# [Stated task]
Give the listing below again in full, exactly as written.

━━━━━━━━━━━━━━━━━━━━━━━━━━━━━━

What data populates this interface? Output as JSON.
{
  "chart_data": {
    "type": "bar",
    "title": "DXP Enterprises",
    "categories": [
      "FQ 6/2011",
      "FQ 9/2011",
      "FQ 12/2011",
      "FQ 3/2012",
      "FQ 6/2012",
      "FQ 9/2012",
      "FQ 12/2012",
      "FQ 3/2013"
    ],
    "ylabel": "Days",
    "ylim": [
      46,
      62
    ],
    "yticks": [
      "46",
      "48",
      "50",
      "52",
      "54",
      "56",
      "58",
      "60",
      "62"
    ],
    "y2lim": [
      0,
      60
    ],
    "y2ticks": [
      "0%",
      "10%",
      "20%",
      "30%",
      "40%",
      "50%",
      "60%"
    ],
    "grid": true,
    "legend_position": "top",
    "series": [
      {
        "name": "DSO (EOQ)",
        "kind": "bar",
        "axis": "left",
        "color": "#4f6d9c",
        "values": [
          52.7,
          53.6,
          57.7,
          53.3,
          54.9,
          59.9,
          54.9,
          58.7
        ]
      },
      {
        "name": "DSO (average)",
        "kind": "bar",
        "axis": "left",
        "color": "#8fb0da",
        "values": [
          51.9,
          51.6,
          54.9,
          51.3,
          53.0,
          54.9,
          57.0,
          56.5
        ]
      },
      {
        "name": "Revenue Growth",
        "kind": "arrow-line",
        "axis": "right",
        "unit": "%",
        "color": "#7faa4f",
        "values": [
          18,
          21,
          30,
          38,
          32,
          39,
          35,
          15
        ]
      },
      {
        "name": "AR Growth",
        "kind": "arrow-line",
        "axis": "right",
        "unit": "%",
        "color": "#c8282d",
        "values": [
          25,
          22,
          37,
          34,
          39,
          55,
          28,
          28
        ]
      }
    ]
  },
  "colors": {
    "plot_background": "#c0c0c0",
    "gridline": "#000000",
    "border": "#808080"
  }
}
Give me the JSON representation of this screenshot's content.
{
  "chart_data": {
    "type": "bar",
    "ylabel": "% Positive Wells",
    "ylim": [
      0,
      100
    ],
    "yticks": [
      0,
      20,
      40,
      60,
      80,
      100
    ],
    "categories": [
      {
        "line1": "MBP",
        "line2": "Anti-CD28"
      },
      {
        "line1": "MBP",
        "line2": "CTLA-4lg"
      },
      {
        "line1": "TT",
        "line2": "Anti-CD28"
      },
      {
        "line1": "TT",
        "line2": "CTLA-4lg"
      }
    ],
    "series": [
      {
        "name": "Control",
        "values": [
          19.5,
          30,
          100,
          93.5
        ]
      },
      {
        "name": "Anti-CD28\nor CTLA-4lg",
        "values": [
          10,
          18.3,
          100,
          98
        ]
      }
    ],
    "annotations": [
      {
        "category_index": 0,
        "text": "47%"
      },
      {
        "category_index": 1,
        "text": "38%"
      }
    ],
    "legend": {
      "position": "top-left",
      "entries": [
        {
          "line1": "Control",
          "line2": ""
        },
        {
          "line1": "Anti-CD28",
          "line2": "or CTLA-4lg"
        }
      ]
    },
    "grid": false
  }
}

━━━━━━━━━━━━━━━━━━━━━━━━━━━━━━

# [Reply to the exercise]
What data populates this interface? Output as JSON.
{
  "chart_data": {
    "type": "bar",
    "title": "DXP Enterprises",
    "categories": [
      "FQ 6/2011",
      "FQ 9/2011",
      "FQ 12/2011",
      "FQ 3/2012",
      "FQ 6/2012",
      "FQ 9/2012",
      "FQ 12/2012",
      "FQ 3/2013"
    ],
    "ylabel": "Days",
    "ylim": [
      46,
      62
    ],
    "yticks": [
      "46",
      "48",
      "50",
      "52",
      "54",
      "56",
      "58",
      "60",
      "62"
    ],
    "y2lim": [
      0,
      60
    ],
    "y2ticks": [
      "0%",
      "10%",
      "20%",
      "30%",
      "40%",
      "50%",
      "60%"
    ],
    "grid": true,
    "legend_position": "top",
    "series": [
      {
        "name": "DSO (EOQ)",
        "kind": "bar",
        "axis": "left",
        "color": "#4f6d9c",
        "values": [
          52.7,
          53.6,
          57.7,
          53.3,
          54.9,
          59.9,
          54.9,
          58.7
        ]
      },
      {
        "name": "DSO (average)",
        "kind": "bar",
        "axis": "left",
        "color": "#8fb0da",
        "values": [
          51.9,
          51.6,
          54.9,
          51.3,
          53.0,
          54.9,
          57.0,
          56.5
        ]
      },
      {
        "name": "Revenue Growth",
        "kind": "arrow-line",
        "axis": "right",
        "unit": "%",
        "color": "#7faa4f",
        "values": [
          18,
          21,
          30,
          38,
          32,
          39,
          35,
          15
        ]
      },
      {
        "name": "AR Growth",
        "kind": "arrow-line",
        "axis": "right",
        "unit": "%",
        "color": "#c8282d",
        "values": [
          25,
          22,
          37,
          34,
          39,
          55,
          28,
          28
        ]
      }
    ]
  },
  "colors": {
    "plot_background": "#c0c0c0",
    "gridline": "#000000",
    "border": "#808080"
  }
}
Give me the JSON representation of this screenshot's content.
{
  "chart_data": {
    "type": "bar",
    "ylabel": "% Positive Wells",
    "ylim": [
      0,
      100
    ],
    "yticks": [
      0,
      20,
      40,
      60,
      80,
      100
    ],
    "categories": [
      {
        "line1": "MBP",
        "line2": "Anti-CD28"
      },
      {
        "line1": "MBP",
        "line2": "CTLA-4lg"
      },
      {
        "line1": "TT",
        "line2": "Anti-CD28"
      },
      {
        "line1": "TT",
        "line2": "CTLA-4lg"
      }
    ],
    "series": [
      {
        "name": "Control",
        "values": [
          19.5,
          30,
          100,
          93.5
        ]
      },
      {
        "name": "Anti-CD28\nor CTLA-4lg",
        "values": [
          10,
          18.3,
          100,
          98
        ]
      }
    ],
    "annotations": [
      {
        "category_index": 0,
        "text": "47%"
      },
      {
        "category_index": 1,
        "text": "38%"
      }
    ],
    "legend": {
      "position": "top-left",
      "entries": [
        {
          "line1": "Control",
          "line2": ""
        },
        {
          "line1": "Anti-CD28",
          "line2": "or CTLA-4lg"
        }
      ]
    },
    "grid": false
  }
}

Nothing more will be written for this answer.